STATED TASK: Go through the material below and report how many lines contain "keyboard". Give only the number.

GIVEN INFORMATION:
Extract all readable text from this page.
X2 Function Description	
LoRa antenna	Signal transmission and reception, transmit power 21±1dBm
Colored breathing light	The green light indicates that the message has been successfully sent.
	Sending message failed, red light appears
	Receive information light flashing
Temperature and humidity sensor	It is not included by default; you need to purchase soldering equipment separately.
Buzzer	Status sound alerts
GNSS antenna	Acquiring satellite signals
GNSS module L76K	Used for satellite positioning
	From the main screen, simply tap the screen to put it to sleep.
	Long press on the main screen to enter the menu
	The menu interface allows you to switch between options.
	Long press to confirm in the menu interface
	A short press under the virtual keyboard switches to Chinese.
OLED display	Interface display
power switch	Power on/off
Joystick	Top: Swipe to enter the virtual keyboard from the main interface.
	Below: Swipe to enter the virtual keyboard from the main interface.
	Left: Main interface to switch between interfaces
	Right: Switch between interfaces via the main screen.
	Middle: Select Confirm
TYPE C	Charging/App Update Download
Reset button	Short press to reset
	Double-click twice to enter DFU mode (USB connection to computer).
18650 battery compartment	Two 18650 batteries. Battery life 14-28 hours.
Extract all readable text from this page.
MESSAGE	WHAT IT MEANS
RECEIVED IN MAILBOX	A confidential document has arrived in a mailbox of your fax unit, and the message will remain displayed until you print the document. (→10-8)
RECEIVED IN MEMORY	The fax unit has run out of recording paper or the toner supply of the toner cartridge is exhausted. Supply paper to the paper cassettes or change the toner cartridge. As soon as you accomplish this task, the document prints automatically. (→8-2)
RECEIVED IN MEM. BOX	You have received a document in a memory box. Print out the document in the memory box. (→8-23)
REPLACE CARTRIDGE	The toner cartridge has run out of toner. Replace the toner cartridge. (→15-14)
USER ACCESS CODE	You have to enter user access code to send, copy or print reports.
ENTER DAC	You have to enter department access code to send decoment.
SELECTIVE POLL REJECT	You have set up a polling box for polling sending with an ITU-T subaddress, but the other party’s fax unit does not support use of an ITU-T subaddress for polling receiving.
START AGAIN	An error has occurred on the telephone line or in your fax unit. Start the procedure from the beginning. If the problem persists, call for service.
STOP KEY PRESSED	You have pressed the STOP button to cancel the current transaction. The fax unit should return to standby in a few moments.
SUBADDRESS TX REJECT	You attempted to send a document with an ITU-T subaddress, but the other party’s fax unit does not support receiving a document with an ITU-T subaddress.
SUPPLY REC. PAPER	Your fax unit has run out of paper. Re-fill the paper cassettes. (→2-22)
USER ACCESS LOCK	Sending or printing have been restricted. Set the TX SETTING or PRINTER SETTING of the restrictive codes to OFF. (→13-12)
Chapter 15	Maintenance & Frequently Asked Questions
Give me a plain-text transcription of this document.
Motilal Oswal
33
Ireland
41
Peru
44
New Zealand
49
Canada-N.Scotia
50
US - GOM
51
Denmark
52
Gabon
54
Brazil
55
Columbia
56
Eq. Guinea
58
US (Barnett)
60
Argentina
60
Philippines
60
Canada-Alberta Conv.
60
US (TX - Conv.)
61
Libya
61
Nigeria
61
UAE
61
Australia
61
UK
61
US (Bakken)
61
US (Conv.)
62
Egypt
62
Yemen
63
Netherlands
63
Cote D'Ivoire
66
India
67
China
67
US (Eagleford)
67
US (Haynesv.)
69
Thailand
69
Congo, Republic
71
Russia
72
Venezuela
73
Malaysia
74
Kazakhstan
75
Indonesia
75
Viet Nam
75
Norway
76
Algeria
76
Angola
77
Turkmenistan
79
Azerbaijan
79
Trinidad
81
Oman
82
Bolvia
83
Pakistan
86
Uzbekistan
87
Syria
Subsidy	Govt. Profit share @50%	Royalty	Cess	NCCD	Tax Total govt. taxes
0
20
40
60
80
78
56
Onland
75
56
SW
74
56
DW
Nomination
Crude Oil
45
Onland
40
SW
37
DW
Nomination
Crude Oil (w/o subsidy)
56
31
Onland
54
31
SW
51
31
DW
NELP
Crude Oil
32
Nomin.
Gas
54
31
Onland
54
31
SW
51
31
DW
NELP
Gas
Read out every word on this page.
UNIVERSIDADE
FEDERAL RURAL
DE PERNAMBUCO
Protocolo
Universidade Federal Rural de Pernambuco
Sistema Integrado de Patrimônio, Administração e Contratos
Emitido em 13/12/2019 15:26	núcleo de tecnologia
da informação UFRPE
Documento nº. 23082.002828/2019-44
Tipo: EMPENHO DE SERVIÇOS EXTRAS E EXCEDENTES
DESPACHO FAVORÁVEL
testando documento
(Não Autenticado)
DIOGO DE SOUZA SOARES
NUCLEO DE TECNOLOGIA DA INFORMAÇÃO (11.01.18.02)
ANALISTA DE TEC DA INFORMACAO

COMPLETE OUTPUT: 3